**Stored data**:

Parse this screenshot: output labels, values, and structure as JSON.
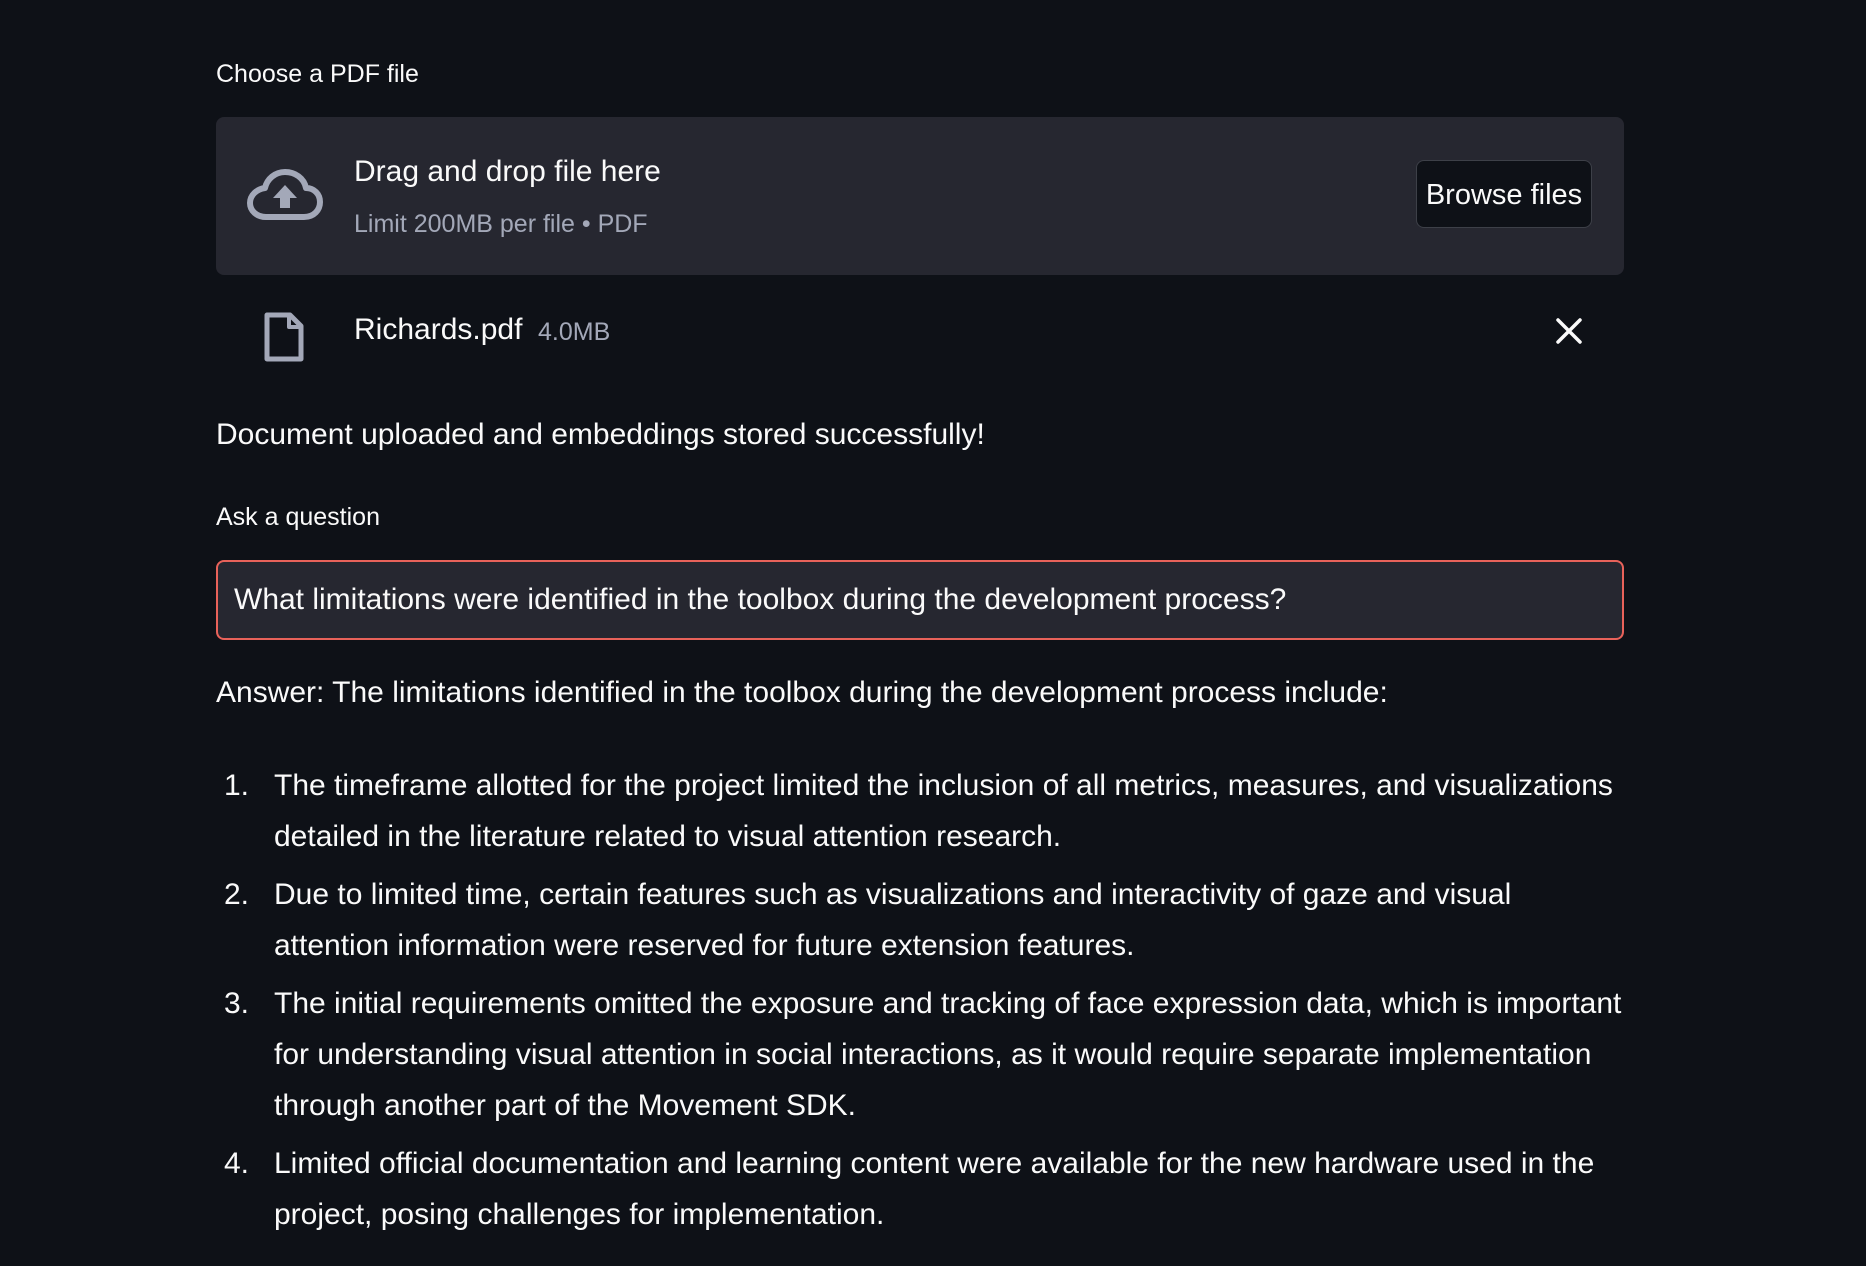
{
  "uploader": {
    "label": "Choose a PDF file",
    "drop_title": "Drag and drop file here",
    "drop_limit": "Limit 200MB per file • PDF",
    "browse_label": "Browse files",
    "cloud_icon": "cloud-upload-icon"
  },
  "uploaded_file": {
    "name": "Richards.pdf",
    "size": "4.0MB",
    "file_icon": "file-icon",
    "remove_icon": "close-icon"
  },
  "status": {
    "success_message": "Document uploaded and embeddings stored successfully!"
  },
  "question": {
    "label": "Ask a question",
    "value": "What limitations were identified in the toolbox during the development process?"
  },
  "answer": {
    "intro": "Answer: The limitations identified in the toolbox during the development process include:",
    "items": [
      {
        "number": "1.",
        "text": "The timeframe allotted for the project limited the inclusion of all metrics, measures, and visualizations detailed in the literature related to visual attention research."
      },
      {
        "number": "2.",
        "text": "Due to limited time, certain features such as visualizations and interactivity of gaze and visual attention information were reserved for future extension features."
      },
      {
        "number": "3.",
        "text": "The initial requirements omitted the exposure and tracking of face expression data, which is important for understanding visual attention in social interactions, as it would require separate implementation through another part of the Movement SDK."
      },
      {
        "number": "4.",
        "text": "Limited official documentation and learning content were available for the new hardware used in the project, posing challenges for implementation."
      }
    ]
  },
  "colors": {
    "background": "#0e1117",
    "panel": "#262730",
    "input_border_focus": "#e8625a",
    "muted_text": "#a3a8b8",
    "text": "#fafafa"
  }
}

**Direction**:
Images in the records should not be copied. Repeat all the rest exactly.

**Written response**:
Parse this screenshot: output labels, values, and structure as JSON.
{
  "uploader": {
    "label": "Choose a PDF file",
    "drop_title": "Drag and drop file here",
    "drop_limit": "Limit 200MB per file • PDF",
    "browse_label": "Browse files",
    "cloud_icon": "cloud-upload-icon"
  },
  "uploaded_file": {
    "name": "Richards.pdf",
    "size": "4.0MB",
    "file_icon": "file-icon",
    "remove_icon": "close-icon"
  },
  "status": {
    "success_message": "Document uploaded and embeddings stored successfully!"
  },
  "question": {
    "label": "Ask a question",
    "value": "What limitations were identified in the toolbox during the development process?"
  },
  "answer": {
    "intro": "Answer: The limitations identified in the toolbox during the development process include:",
    "items": [
      {
        "number": "1.",
        "text": "The timeframe allotted for the project limited the inclusion of all metrics, measures, and visualizations detailed in the literature related to visual attention research."
      },
      {
        "number": "2.",
        "text": "Due to limited time, certain features such as visualizations and interactivity of gaze and visual attention information were reserved for future extension features."
      },
      {
        "number": "3.",
        "text": "The initial requirements omitted the exposure and tracking of face expression data, which is important for understanding visual attention in social interactions, as it would require separate implementation through another part of the Movement SDK."
      },
      {
        "number": "4.",
        "text": "Limited official documentation and learning content were available for the new hardware used in the project, posing challenges for implementation."
      }
    ]
  },
  "colors": {
    "background": "#0e1117",
    "panel": "#262730",
    "input_border_focus": "#e8625a",
    "muted_text": "#a3a8b8",
    "text": "#fafafa"
  }
}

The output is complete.